The request – Go through the entries below and copy each line containing the word "julkisia".

++++++

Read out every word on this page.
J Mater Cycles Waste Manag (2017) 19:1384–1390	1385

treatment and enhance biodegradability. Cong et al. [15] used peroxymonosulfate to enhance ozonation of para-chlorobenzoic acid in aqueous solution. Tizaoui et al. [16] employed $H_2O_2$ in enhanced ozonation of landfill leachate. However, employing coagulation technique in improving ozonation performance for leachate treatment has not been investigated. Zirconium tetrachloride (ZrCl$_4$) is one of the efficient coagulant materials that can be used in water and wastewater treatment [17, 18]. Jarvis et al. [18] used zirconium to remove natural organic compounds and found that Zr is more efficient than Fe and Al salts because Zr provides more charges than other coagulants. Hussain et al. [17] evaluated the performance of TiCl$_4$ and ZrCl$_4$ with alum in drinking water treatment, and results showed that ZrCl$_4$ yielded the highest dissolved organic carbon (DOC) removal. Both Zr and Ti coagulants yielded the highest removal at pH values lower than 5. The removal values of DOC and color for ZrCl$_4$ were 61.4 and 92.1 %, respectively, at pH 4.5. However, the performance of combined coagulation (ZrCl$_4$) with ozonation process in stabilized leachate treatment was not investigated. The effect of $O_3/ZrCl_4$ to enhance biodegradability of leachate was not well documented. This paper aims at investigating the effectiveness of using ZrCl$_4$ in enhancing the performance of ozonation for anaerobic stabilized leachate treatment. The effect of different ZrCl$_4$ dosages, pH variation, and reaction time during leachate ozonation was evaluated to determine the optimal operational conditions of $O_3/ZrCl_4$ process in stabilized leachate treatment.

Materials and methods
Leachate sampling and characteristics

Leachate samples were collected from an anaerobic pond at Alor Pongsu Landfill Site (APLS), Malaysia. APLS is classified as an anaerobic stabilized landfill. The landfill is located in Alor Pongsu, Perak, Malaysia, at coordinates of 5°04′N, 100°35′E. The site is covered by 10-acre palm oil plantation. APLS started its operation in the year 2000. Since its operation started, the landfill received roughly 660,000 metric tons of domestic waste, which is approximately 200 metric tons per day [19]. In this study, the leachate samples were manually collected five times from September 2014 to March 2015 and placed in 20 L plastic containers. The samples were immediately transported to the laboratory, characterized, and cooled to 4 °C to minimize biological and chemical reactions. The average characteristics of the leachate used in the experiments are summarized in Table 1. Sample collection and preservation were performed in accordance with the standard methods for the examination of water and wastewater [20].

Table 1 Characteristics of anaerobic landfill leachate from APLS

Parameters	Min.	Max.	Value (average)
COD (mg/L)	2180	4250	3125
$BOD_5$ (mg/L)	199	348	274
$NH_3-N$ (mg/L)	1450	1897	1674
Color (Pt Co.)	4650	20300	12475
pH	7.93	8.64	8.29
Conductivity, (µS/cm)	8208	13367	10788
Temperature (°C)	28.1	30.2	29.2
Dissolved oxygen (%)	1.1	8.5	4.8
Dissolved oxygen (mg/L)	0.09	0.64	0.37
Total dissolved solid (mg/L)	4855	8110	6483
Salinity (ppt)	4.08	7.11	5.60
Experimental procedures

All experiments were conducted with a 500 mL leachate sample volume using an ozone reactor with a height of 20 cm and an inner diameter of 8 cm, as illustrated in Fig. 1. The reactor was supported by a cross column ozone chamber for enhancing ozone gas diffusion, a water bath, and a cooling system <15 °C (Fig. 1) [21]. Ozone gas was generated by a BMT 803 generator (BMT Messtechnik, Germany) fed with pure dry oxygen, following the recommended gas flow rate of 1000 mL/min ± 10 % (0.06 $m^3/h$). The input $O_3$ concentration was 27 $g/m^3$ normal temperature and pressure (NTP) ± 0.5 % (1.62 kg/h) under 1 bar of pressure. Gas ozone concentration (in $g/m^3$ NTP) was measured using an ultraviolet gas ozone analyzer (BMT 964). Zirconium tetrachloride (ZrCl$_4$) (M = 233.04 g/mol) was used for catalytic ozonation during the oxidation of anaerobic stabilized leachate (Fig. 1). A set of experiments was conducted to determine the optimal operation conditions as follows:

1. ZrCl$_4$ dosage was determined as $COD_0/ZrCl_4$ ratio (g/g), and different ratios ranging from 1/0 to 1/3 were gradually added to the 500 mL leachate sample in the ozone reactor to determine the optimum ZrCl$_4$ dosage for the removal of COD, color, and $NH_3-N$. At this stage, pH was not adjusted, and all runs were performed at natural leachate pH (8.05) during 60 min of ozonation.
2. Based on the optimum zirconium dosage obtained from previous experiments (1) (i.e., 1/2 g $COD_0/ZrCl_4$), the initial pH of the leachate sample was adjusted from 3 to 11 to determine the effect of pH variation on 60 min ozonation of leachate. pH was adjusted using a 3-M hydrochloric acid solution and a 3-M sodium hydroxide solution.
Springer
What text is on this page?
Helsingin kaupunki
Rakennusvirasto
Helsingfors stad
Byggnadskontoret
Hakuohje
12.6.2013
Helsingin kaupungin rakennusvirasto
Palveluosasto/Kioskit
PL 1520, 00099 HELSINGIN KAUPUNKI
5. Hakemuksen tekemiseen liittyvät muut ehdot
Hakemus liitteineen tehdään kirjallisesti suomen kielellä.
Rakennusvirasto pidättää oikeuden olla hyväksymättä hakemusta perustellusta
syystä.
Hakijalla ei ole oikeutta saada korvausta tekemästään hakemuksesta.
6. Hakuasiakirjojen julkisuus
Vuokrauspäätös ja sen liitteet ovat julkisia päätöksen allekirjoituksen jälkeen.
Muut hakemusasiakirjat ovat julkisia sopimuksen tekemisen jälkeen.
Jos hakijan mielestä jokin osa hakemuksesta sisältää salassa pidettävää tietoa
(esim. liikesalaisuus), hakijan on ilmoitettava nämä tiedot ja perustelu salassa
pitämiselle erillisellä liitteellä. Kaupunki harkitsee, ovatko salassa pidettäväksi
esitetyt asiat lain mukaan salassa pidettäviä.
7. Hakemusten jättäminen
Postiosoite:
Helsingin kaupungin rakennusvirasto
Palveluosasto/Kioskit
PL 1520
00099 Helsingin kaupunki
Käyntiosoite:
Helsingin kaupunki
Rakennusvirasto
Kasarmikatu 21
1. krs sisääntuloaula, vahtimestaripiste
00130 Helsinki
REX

++++++

Answer for this exercise –
Vuokrauspäätös ja sen liitteet ovat julkisia päätöksen allekirjoituksen jälkeen.
Muut hakemusasiakirjat ovat julkisia sopimuksen tekemisen jälkeen.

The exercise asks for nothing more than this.